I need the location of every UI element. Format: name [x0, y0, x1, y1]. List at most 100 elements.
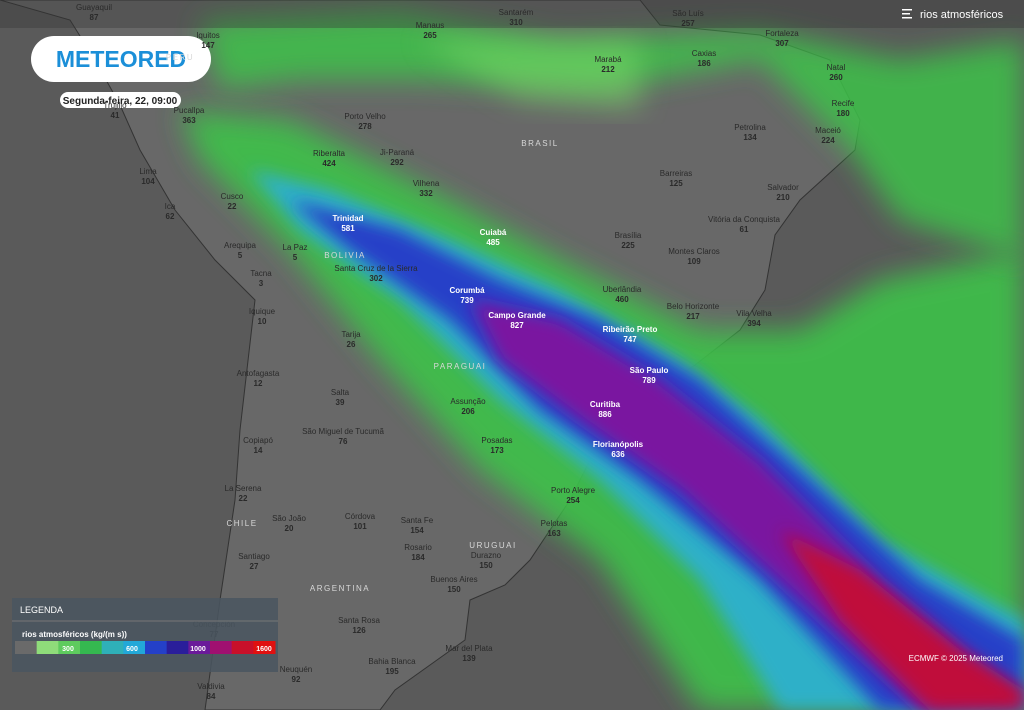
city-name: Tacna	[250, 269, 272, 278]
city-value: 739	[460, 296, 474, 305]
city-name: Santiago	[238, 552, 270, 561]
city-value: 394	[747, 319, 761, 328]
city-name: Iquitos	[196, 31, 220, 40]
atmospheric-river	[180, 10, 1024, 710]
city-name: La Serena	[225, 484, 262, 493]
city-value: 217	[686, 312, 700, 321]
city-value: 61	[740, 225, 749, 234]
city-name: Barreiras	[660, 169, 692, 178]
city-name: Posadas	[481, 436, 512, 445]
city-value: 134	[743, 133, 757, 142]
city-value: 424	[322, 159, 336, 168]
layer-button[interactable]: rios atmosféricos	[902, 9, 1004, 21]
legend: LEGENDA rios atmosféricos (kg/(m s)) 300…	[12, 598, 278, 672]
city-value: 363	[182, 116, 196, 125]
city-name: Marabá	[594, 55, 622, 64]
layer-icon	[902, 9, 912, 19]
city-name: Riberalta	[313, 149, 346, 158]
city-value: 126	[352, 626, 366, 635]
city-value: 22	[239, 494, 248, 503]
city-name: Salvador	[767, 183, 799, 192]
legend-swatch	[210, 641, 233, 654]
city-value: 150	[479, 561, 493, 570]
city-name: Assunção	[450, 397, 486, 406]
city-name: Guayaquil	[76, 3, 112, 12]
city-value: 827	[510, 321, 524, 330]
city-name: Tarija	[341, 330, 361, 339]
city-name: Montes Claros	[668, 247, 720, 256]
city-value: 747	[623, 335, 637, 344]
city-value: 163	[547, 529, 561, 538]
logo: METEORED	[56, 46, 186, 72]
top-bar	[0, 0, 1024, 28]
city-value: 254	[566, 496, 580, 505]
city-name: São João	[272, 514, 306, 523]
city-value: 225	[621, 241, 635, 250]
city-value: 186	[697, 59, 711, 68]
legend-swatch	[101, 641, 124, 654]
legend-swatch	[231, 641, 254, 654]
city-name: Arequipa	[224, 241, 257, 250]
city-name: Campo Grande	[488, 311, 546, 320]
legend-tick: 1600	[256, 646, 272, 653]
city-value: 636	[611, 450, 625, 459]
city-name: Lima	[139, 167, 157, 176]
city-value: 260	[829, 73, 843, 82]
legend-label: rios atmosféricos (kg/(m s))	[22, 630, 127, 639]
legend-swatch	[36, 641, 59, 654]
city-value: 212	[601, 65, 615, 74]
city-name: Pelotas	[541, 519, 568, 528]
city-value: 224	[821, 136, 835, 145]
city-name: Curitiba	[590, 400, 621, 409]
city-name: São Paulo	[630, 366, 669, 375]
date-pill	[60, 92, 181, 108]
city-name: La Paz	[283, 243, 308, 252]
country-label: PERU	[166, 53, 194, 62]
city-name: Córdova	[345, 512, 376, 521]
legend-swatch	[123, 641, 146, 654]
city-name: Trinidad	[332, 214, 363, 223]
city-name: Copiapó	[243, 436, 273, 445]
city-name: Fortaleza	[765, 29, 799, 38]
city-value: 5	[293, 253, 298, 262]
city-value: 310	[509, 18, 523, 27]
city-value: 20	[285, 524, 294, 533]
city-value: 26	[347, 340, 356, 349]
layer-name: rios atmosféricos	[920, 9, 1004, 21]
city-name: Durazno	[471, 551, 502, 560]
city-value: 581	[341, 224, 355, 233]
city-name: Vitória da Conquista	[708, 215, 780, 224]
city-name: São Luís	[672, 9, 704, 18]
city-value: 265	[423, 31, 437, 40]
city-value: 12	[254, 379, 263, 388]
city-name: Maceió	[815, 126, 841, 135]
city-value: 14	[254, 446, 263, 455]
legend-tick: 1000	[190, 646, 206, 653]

|---|

GIVEN PROBLEM:
Please print all of the rows above verbatim, leaving out the pictures.

SOLUTION TO THIS TASK:
I need the location of every UI element. Format: name [x0, y0, x1, y1]. List at most 100 elements.
city-name: Tacna	[250, 269, 272, 278]
city-value: 739	[460, 296, 474, 305]
city-name: Santiago	[238, 552, 270, 561]
city-value: 394	[747, 319, 761, 328]
city-name: Iquitos	[196, 31, 220, 40]
atmospheric-river	[180, 10, 1024, 710]
city-name: La Serena	[225, 484, 262, 493]
city-value: 217	[686, 312, 700, 321]
city-value: 61	[740, 225, 749, 234]
city-name: Barreiras	[660, 169, 692, 178]
city-name: Posadas	[481, 436, 512, 445]
city-value: 134	[743, 133, 757, 142]
city-value: 424	[322, 159, 336, 168]
layer-button[interactable]: rios atmosféricos	[902, 9, 1004, 21]
legend: LEGENDA rios atmosféricos (kg/(m s)) 300…	[12, 598, 278, 672]
city-value: 363	[182, 116, 196, 125]
city-name: Marabá	[594, 55, 622, 64]
layer-icon	[902, 9, 912, 19]
city-name: Riberalta	[313, 149, 346, 158]
city-value: 126	[352, 626, 366, 635]
city-value: 22	[239, 494, 248, 503]
city-name: Salvador	[767, 183, 799, 192]
legend-swatch	[210, 641, 233, 654]
city-value: 150	[479, 561, 493, 570]
city-name: Assunção	[450, 397, 486, 406]
city-name: Guayaquil	[76, 3, 112, 12]
city-value: 827	[510, 321, 524, 330]
city-name: Tarija	[341, 330, 361, 339]
city-name: Montes Claros	[668, 247, 720, 256]
city-value: 747	[623, 335, 637, 344]
city-value: 163	[547, 529, 561, 538]
logo: METEORED	[56, 46, 186, 72]
top-bar	[0, 0, 1024, 28]
city-value: 254	[566, 496, 580, 505]
city-name: São João	[272, 514, 306, 523]
city-value: 225	[621, 241, 635, 250]
city-value: 186	[697, 59, 711, 68]
legend-swatch	[101, 641, 124, 654]
legend-swatch	[231, 641, 254, 654]
city-name: Arequipa	[224, 241, 257, 250]
city-name: Campo Grande	[488, 311, 546, 320]
legend-tick: 1600	[256, 646, 272, 653]
city-value: 636	[611, 450, 625, 459]
city-name: Lima	[139, 167, 157, 176]
city-value: 260	[829, 73, 843, 82]
legend-label: rios atmosféricos (kg/(m s))	[22, 630, 127, 639]
legend-swatch	[36, 641, 59, 654]
city-value: 212	[601, 65, 615, 74]
city-name: Pelotas	[541, 519, 568, 528]
city-value: 224	[821, 136, 835, 145]
city-name: Curitiba	[590, 400, 621, 409]
city-name: São Paulo	[630, 366, 669, 375]
date-pill	[60, 92, 181, 108]
city-name: La Paz	[283, 243, 308, 252]
country-label: PERU	[166, 53, 194, 62]
city-name: Córdova	[345, 512, 376, 521]
legend-swatch	[123, 641, 146, 654]
city-name: Trinidad	[332, 214, 363, 223]
city-name: Copiapó	[243, 436, 273, 445]
city-name: Fortaleza	[765, 29, 799, 38]
city-value: 5	[293, 253, 298, 262]
city-value: 310	[509, 18, 523, 27]
city-value: 20	[285, 524, 294, 533]
city-value: 26	[347, 340, 356, 349]
layer-name: rios atmosféricos	[920, 9, 1004, 21]
city-name: Durazno	[471, 551, 502, 560]
city-value: 581	[341, 224, 355, 233]
city-name: Vitória da Conquista	[708, 215, 780, 224]
city-name: São Luís	[672, 9, 704, 18]
city-value: 265	[423, 31, 437, 40]
city-value: 12	[254, 379, 263, 388]
city-name: Maceió	[815, 126, 841, 135]
city-value: 14	[254, 446, 263, 455]
legend-tick: 1000	[190, 646, 206, 653]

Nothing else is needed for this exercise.